-- START ENTRIES SUPPLIED --
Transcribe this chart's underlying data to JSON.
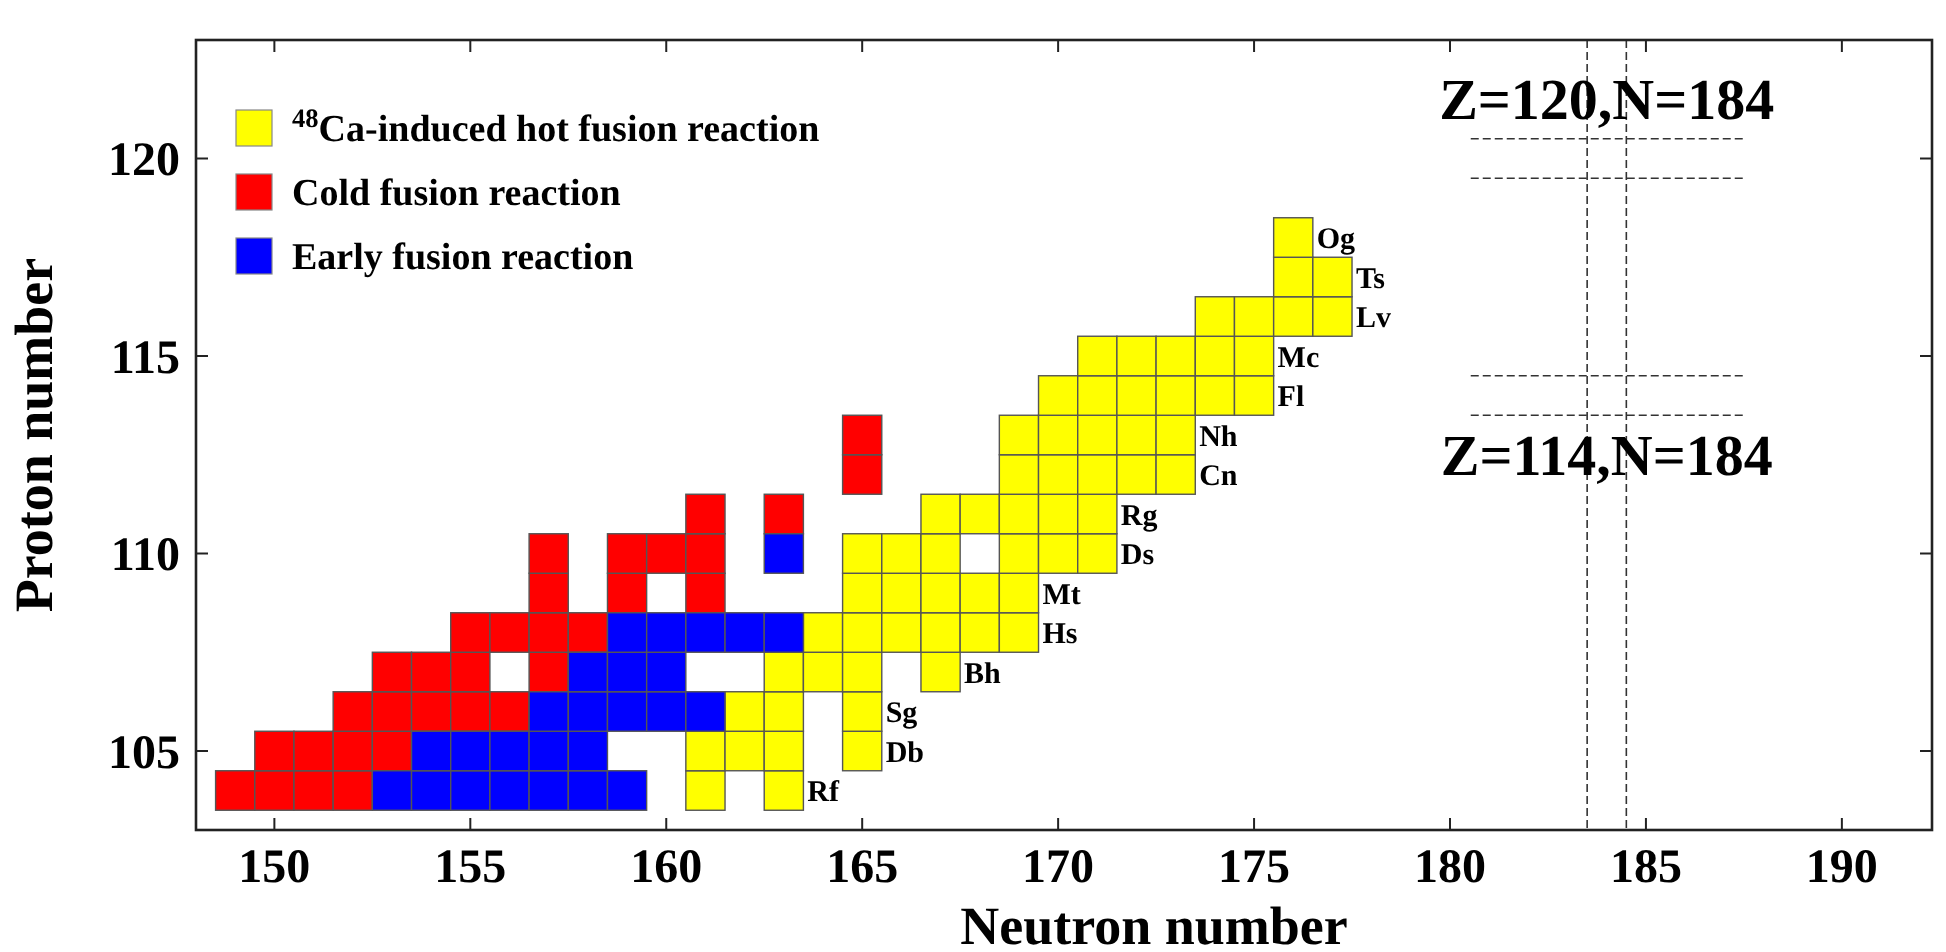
{
  "chart_data": {
    "type": "scatter",
    "xlabel": "Neutron number",
    "ylabel": "Proton number",
    "xlim": [
      148,
      192.3
    ],
    "ylim": [
      103,
      123
    ],
    "xticks": [
      150,
      155,
      160,
      165,
      170,
      175,
      180,
      185,
      190
    ],
    "yticks": [
      105,
      110,
      115,
      120
    ],
    "grid": false,
    "legend": "top left",
    "marker": "square",
    "series": [
      {
        "name": "$^{48}$Ca-induced hot fusion reaction",
        "color": "#ffff00",
        "x": [
          161,
          163,
          161,
          162,
          163,
          165,
          162,
          163,
          165,
          163,
          164,
          165,
          167,
          164,
          165,
          166,
          167,
          168,
          169,
          165,
          166,
          167,
          168,
          169,
          165,
          166,
          167,
          169,
          170,
          171,
          167,
          168,
          169,
          170,
          171,
          169,
          170,
          171,
          172,
          173,
          169,
          170,
          171,
          172,
          173,
          170,
          171,
          172,
          173,
          174,
          175,
          171,
          172,
          173,
          174,
          175,
          174,
          175,
          176,
          177,
          176,
          177,
          176
        ],
        "values": [
          104,
          104,
          105,
          105,
          105,
          105,
          106,
          106,
          106,
          107,
          107,
          107,
          107,
          108,
          108,
          108,
          108,
          108,
          108,
          109,
          109,
          109,
          109,
          109,
          110,
          110,
          110,
          110,
          110,
          110,
          111,
          111,
          111,
          111,
          111,
          112,
          112,
          112,
          112,
          112,
          113,
          113,
          113,
          113,
          113,
          114,
          114,
          114,
          114,
          114,
          114,
          115,
          115,
          115,
          115,
          115,
          116,
          116,
          116,
          116,
          117,
          117,
          118
        ]
      },
      {
        "name": "Cold fusion reaction",
        "color": "#ff0000",
        "x": [
          149,
          150,
          151,
          152,
          150,
          151,
          152,
          153,
          152,
          153,
          154,
          155,
          156,
          153,
          154,
          155,
          157,
          155,
          156,
          157,
          158,
          157,
          159,
          161,
          157,
          159,
          160,
          161,
          161,
          163,
          165,
          165
        ],
        "values": [
          104,
          104,
          104,
          104,
          105,
          105,
          105,
          105,
          106,
          106,
          106,
          106,
          106,
          107,
          107,
          107,
          107,
          108,
          108,
          108,
          108,
          109,
          109,
          109,
          110,
          110,
          110,
          110,
          111,
          111,
          112,
          113
        ]
      },
      {
        "name": "Early fusion reaction",
        "color": "#0000ff",
        "x": [
          153,
          154,
          155,
          156,
          157,
          158,
          159,
          154,
          155,
          156,
          157,
          158,
          157,
          158,
          159,
          160,
          161,
          158,
          159,
          160,
          159,
          160,
          161,
          162,
          163,
          163
        ],
        "values": [
          104,
          104,
          104,
          104,
          104,
          104,
          104,
          105,
          105,
          105,
          105,
          105,
          106,
          106,
          106,
          106,
          106,
          107,
          107,
          107,
          108,
          108,
          108,
          108,
          108,
          110
        ]
      }
    ],
    "ref_lines": [
      {
        "axis": "x",
        "value": 183.5,
        "line_style": "dashed"
      },
      {
        "axis": "x",
        "value": 184.5,
        "line_style": "dashed"
      },
      {
        "axis": "y",
        "value": 120.5,
        "line_style": "dashed",
        "label": "Z=120,N=184"
      },
      {
        "axis": "y",
        "value": 119.5,
        "line_style": "dashed"
      },
      {
        "axis": "y",
        "value": 114.5,
        "line_style": "dashed"
      },
      {
        "axis": "y",
        "value": 113.5,
        "line_style": "dashed",
        "label": "Z=114,N=184"
      }
    ],
    "annotations": [
      {
        "text": "Rf",
        "x": 163,
        "y": 104
      },
      {
        "text": "Db",
        "x": 165,
        "y": 105
      },
      {
        "text": "Sg",
        "x": 165,
        "y": 106
      },
      {
        "text": "Bh",
        "x": 167,
        "y": 107
      },
      {
        "text": "Hs",
        "x": 169,
        "y": 108
      },
      {
        "text": "Mt",
        "x": 169,
        "y": 109
      },
      {
        "text": "Ds",
        "x": 171,
        "y": 110
      },
      {
        "text": "Rg",
        "x": 171,
        "y": 111
      },
      {
        "text": "Cn",
        "x": 173,
        "y": 112
      },
      {
        "text": "Nh",
        "x": 173,
        "y": 113
      },
      {
        "text": "Fl",
        "x": 175,
        "y": 114
      },
      {
        "text": "Mc",
        "x": 175,
        "y": 115
      },
      {
        "text": "Lv",
        "x": 177,
        "y": 116
      },
      {
        "text": "Ts",
        "x": 177,
        "y": 117
      },
      {
        "text": "Og",
        "x": 176,
        "y": 118
      }
    ]
  }
}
-- END ENTRIES SUPPLIED --
*TASK STATEMENT*. Pick out each line containing the string "color" and copy it.

*WRITTEN RESPONSE*.
        "color": "#ffff00",
        "color": "#ff0000",
        "color": "#0000ff",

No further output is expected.